* [Objective] In the listing below, pick out lines with "from".

──────── Material provided ────────

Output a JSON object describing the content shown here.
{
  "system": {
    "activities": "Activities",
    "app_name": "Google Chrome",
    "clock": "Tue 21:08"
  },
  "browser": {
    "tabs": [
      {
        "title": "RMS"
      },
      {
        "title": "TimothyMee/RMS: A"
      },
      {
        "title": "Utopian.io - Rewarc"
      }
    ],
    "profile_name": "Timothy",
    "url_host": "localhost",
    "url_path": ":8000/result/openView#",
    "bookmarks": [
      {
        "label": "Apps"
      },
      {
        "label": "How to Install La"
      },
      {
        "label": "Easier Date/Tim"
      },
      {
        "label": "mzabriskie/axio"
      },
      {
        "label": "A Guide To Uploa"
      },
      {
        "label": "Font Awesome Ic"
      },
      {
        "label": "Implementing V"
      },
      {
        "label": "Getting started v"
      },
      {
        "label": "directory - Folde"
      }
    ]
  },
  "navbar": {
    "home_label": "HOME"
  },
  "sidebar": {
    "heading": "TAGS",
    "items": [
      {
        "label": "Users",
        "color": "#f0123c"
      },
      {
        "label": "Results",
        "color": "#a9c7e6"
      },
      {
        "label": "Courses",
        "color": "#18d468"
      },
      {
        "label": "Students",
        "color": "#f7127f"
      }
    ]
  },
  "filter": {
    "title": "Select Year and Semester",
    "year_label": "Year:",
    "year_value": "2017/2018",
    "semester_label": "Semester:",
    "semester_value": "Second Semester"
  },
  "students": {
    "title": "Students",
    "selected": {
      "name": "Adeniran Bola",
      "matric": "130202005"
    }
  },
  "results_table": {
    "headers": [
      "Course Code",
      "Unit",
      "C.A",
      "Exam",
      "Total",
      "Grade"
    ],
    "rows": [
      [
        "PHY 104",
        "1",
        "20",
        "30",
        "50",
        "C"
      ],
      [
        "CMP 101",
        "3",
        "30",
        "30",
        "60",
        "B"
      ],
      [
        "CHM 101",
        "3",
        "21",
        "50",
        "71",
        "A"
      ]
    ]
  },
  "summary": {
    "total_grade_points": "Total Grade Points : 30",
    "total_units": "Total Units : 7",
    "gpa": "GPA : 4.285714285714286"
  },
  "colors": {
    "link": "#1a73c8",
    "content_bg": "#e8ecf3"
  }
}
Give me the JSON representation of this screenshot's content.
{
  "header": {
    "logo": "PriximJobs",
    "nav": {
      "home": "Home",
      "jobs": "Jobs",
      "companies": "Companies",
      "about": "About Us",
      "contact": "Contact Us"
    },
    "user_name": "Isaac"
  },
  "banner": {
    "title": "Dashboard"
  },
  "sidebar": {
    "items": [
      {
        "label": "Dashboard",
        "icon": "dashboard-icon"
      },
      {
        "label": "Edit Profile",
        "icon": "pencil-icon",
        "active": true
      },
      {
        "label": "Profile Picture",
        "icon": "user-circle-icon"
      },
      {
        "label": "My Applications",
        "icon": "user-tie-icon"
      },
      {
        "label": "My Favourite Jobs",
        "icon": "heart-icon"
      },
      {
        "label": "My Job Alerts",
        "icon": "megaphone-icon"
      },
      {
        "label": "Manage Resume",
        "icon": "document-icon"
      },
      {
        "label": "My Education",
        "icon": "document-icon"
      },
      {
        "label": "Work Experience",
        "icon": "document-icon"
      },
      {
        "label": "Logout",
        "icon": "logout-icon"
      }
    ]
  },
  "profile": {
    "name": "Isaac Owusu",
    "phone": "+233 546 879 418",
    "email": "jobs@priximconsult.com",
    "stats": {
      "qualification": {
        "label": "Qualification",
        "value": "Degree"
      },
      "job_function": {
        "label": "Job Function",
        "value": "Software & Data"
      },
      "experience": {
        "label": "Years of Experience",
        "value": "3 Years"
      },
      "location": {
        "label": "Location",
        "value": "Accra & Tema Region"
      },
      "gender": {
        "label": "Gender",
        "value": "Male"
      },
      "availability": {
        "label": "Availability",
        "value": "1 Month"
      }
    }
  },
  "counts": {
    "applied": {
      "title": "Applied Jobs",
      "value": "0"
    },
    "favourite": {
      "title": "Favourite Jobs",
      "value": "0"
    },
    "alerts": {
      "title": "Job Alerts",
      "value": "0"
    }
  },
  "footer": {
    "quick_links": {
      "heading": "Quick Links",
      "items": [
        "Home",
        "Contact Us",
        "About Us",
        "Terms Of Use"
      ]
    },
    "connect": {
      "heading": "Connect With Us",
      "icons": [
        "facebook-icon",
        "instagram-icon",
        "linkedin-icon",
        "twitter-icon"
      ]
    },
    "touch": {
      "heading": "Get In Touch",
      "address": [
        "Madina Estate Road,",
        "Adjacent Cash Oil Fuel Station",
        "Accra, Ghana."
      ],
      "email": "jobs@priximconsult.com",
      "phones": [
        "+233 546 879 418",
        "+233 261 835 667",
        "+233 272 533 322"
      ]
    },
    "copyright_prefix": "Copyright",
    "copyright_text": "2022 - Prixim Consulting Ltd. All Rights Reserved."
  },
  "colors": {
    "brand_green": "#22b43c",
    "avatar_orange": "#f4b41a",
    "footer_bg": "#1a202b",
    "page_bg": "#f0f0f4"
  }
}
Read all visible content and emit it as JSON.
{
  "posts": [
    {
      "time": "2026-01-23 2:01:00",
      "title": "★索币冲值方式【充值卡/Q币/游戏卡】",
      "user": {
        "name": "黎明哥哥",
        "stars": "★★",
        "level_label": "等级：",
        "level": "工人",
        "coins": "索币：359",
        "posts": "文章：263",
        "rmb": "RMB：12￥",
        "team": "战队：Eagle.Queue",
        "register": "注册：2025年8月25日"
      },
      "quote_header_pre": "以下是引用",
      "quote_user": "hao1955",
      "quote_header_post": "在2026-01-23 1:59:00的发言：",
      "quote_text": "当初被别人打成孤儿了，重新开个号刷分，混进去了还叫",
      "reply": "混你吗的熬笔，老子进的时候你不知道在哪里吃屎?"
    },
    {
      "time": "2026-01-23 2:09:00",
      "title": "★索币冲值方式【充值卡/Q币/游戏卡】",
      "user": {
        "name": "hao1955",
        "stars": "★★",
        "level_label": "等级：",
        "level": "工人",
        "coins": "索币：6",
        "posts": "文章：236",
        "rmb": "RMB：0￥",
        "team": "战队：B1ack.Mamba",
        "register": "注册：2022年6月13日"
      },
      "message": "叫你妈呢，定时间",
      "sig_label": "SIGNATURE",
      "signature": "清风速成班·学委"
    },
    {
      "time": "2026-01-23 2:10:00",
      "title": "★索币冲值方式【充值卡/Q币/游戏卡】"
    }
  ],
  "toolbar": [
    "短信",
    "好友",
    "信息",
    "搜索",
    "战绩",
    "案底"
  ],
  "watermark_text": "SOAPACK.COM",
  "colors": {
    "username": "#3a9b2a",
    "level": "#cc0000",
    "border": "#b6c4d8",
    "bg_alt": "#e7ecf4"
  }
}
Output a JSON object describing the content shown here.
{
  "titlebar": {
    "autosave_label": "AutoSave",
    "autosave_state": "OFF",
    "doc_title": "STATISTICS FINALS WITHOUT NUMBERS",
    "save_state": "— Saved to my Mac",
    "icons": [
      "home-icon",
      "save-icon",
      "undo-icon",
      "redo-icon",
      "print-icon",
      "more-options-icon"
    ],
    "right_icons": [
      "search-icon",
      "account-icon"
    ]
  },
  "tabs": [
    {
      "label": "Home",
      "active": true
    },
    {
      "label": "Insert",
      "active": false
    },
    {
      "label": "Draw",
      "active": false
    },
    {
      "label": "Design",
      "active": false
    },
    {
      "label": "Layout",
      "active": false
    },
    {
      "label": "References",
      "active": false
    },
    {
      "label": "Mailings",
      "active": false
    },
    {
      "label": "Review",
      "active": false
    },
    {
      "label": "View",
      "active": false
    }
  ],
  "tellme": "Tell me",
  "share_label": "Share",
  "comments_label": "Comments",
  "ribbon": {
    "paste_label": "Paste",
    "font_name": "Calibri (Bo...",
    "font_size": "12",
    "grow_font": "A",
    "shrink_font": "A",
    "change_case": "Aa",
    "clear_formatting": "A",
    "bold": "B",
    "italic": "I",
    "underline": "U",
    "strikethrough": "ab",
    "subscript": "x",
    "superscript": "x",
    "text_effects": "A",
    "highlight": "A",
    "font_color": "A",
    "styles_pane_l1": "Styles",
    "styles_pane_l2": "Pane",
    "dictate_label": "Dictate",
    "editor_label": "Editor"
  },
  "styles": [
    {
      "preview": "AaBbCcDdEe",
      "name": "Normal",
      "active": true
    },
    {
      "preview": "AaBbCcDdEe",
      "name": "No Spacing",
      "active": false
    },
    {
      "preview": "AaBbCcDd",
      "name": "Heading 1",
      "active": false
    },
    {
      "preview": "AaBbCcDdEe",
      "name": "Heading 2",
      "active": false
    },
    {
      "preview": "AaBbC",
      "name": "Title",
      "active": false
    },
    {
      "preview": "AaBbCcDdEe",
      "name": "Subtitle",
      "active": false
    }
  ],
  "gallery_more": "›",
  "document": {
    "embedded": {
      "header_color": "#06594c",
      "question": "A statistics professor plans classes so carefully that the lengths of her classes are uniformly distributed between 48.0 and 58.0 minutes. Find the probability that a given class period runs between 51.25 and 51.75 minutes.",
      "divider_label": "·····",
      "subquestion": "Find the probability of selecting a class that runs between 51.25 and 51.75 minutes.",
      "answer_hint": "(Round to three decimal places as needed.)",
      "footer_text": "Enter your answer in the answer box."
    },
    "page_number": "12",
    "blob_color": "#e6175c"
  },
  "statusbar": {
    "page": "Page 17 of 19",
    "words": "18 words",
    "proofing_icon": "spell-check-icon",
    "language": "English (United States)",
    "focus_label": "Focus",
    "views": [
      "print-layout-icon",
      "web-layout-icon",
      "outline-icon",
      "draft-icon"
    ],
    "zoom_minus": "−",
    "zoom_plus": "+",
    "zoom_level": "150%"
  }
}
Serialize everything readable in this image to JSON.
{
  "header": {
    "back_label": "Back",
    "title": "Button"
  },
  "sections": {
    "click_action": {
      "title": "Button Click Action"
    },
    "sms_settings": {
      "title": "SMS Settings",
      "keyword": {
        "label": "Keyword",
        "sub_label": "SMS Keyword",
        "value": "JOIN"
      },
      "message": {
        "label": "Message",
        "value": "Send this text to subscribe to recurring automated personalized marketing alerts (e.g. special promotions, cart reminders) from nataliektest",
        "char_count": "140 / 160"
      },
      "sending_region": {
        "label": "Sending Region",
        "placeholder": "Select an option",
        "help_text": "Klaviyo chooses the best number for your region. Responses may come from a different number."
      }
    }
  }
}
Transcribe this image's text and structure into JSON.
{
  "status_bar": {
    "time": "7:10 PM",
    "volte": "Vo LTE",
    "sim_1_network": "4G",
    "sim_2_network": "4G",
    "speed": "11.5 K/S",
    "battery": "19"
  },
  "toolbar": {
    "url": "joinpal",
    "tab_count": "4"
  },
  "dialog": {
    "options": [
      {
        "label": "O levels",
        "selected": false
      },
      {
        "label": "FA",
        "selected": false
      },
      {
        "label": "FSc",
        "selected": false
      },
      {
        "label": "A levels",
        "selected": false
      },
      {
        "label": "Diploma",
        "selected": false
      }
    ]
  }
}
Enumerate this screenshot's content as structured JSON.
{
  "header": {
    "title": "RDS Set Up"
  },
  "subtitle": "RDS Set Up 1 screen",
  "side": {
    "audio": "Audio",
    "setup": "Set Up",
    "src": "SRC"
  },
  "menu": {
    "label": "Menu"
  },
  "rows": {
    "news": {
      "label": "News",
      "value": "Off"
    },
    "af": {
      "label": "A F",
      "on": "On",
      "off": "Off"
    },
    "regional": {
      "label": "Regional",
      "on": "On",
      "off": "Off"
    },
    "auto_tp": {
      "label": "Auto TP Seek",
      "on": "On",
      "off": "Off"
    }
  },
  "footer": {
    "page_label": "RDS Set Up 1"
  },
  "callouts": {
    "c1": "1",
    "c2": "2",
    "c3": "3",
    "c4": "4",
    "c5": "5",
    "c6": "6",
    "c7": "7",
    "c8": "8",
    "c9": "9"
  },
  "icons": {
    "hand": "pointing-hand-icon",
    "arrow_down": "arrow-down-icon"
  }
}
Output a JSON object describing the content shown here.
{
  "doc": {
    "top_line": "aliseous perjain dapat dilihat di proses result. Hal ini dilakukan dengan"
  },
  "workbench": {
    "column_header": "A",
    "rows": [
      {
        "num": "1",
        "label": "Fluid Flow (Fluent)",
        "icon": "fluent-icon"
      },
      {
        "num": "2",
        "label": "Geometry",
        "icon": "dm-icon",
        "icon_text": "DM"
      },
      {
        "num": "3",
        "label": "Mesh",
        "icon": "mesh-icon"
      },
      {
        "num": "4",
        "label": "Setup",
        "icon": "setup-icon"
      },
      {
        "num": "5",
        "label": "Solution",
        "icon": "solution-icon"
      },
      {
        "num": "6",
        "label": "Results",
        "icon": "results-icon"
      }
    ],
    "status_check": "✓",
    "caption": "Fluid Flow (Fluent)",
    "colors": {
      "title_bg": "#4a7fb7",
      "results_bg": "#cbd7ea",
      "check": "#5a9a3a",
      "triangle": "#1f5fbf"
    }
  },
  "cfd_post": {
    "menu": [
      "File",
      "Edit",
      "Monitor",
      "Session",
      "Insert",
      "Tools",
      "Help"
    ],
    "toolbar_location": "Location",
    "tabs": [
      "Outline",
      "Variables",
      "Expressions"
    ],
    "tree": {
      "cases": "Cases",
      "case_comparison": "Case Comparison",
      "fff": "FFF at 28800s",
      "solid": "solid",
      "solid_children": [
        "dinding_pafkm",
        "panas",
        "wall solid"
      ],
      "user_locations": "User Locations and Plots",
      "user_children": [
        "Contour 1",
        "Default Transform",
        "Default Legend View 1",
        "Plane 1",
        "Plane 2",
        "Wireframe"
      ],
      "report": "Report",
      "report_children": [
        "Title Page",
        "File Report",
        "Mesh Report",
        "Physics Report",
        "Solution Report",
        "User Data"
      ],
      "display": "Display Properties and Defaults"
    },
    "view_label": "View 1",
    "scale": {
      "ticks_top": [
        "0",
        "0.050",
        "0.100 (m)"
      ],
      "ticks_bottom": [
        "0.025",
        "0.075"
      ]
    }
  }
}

────────

* [Answer to this task]
        "value": "Send this text to subscribe to recurring automated personalized marketing alerts (e.g. special promotions, cart reminders) from nataliektest",
        "help_text": "Klaviyo chooses the best number for your region. Responses may come from a different number."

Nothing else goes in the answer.